**Exercise directions:** Reproduce the records below in full and word for word, excluding pictures.

Lines of data
####
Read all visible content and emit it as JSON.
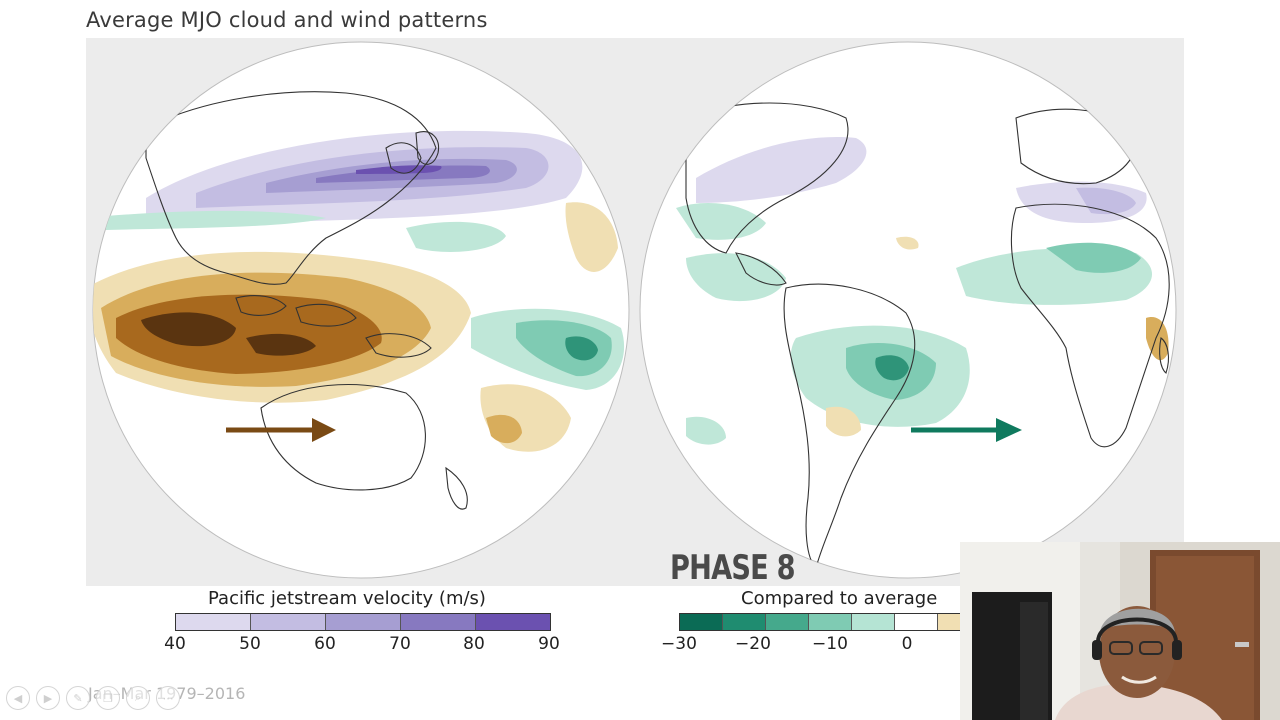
{
  "slide": {
    "title": "Average MJO cloud and wind patterns",
    "phase_label": "PHASE 8",
    "footnote": "Jan–Mar 1979–2016"
  },
  "legend_jet": {
    "title": "Pacific jetstream velocity (m/s)",
    "ticks": [
      "40",
      "50",
      "60",
      "70",
      "80",
      "90"
    ],
    "colors": [
      "#ddd9ee",
      "#c3bde2",
      "#a69ed2",
      "#8779c0",
      "#6b51b0"
    ]
  },
  "legend_anomaly": {
    "title": "Compared to average",
    "ticks": [
      "−30",
      "−20",
      "−10",
      "0"
    ],
    "colors": [
      "#0b6b55",
      "#1f8c70",
      "#45a98c",
      "#7fcbb3",
      "#b5e4d4",
      "#ffffff",
      "#f1dfb3"
    ]
  },
  "arrows": {
    "left_color": "#7a4a14",
    "right_color": "#0f7a5e"
  },
  "colors": {
    "map_panel_bg": "#ececec",
    "brown_light": "#f0dfb3",
    "brown_mid": "#d8ad5c",
    "brown_dark": "#a8691e",
    "brown_darkest": "#5a3410",
    "teal_light": "#bfe7d8",
    "teal_mid": "#7fcbb3",
    "teal_dark": "#2f9479"
  },
  "nav": {
    "icons": [
      "arrow-left-icon",
      "arrow-right-icon",
      "pen-icon",
      "copy-icon",
      "zoom-icon",
      "more-icon"
    ]
  }
}
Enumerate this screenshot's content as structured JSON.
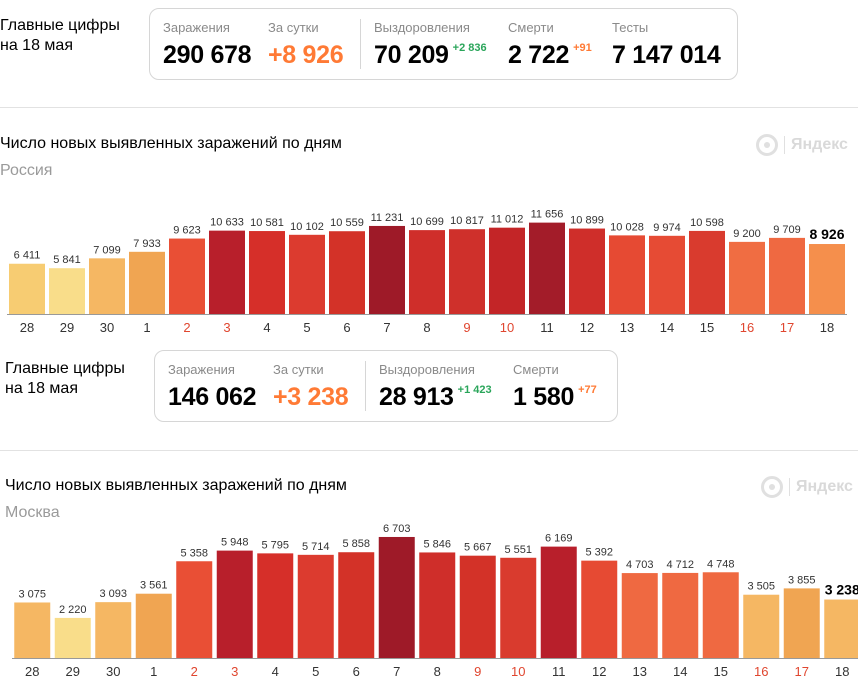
####
**Output below:**
Read all visible content and emit it as JSON.
{
  "slide": {
    "title": "Average MJO cloud and wind patterns",
    "phase_label": "PHASE 8",
    "footnote": "Jan–Mar 1979–2016"
  },
  "legend_jet": {
    "title": "Pacific jetstream velocity (m/s)",
    "ticks": [
      "40",
      "50",
      "60",
      "70",
      "80",
      "90"
    ],
    "colors": [
      "#ddd9ee",
      "#c3bde2",
      "#a69ed2",
      "#8779c0",
      "#6b51b0"
    ]
  },
  "legend_anomaly": {
    "title": "Compared to average",
    "ticks": [
      "−30",
      "−20",
      "−10",
      "0"
    ],
    "colors": [
      "#0b6b55",
      "#1f8c70",
      "#45a98c",
      "#7fcbb3",
      "#b5e4d4",
      "#ffffff",
      "#f1dfb3"
    ]
  },
  "arrows": {
    "left_color": "#7a4a14",
    "right_color": "#0f7a5e"
  },
  "colors": {
    "map_panel_bg": "#ececec",
    "brown_light": "#f0dfb3",
    "brown_mid": "#d8ad5c",
    "brown_dark": "#a8691e",
    "brown_darkest": "#5a3410",
    "teal_light": "#bfe7d8",
    "teal_mid": "#7fcbb3",
    "teal_dark": "#2f9479"
  },
  "nav": {
    "icons": [
      "arrow-left-icon",
      "arrow-right-icon",
      "pen-icon",
      "copy-icon",
      "zoom-icon",
      "more-icon"
    ]
  }
}
Enumerate this screenshot's content as structured JSON.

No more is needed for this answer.